### Problem to solve:
Will you give every entry again exactly as it stands?

### Input:
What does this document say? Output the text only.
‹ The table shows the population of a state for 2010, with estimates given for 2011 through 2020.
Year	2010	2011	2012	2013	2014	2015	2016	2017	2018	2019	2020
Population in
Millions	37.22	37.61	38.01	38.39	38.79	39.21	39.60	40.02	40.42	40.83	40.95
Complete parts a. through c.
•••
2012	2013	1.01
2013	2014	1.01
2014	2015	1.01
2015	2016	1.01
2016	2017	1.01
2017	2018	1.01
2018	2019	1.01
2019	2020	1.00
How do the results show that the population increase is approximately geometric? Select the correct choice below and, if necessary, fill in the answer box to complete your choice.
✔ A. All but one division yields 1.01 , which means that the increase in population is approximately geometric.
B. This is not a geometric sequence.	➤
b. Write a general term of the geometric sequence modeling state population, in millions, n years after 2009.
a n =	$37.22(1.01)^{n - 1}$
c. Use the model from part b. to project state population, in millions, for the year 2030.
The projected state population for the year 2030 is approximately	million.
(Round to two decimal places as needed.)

### Answer to this problem:
What does this document say? Output the text only.
‹ The table shows the population of a state for 2010, with estimates given for 2011 through 2020.
Year	2010	2011	2012	2013	2014	2015	2016	2017	2018	2019	2020
Population in
Millions	37.22	37.61	38.01	38.39	38.79	39.21	39.60	40.02	40.42	40.83	40.95
Complete parts a. through c.
•••
2012	2013	1.01
2013	2014	1.01
2014	2015	1.01
2015	2016	1.01
2016	2017	1.01
2017	2018	1.01
2018	2019	1.01
2019	2020	1.00
How do the results show that the population increase is approximately geometric? Select the correct choice below and, if necessary, fill in the answer box to complete your choice.
✔ A. All but one division yields 1.01 , which means that the increase in population is approximately geometric.
B. This is not a geometric sequence.	➤
b. Write a general term of the geometric sequence modeling state population, in millions, n years after 2009.
a n =	$37.22(1.01)^{n - 1}$
c. Use the model from part b. to project state population, in millions, for the year 2030.
The projected state population for the year 2030 is approximately	million.
(Round to two decimal places as needed.)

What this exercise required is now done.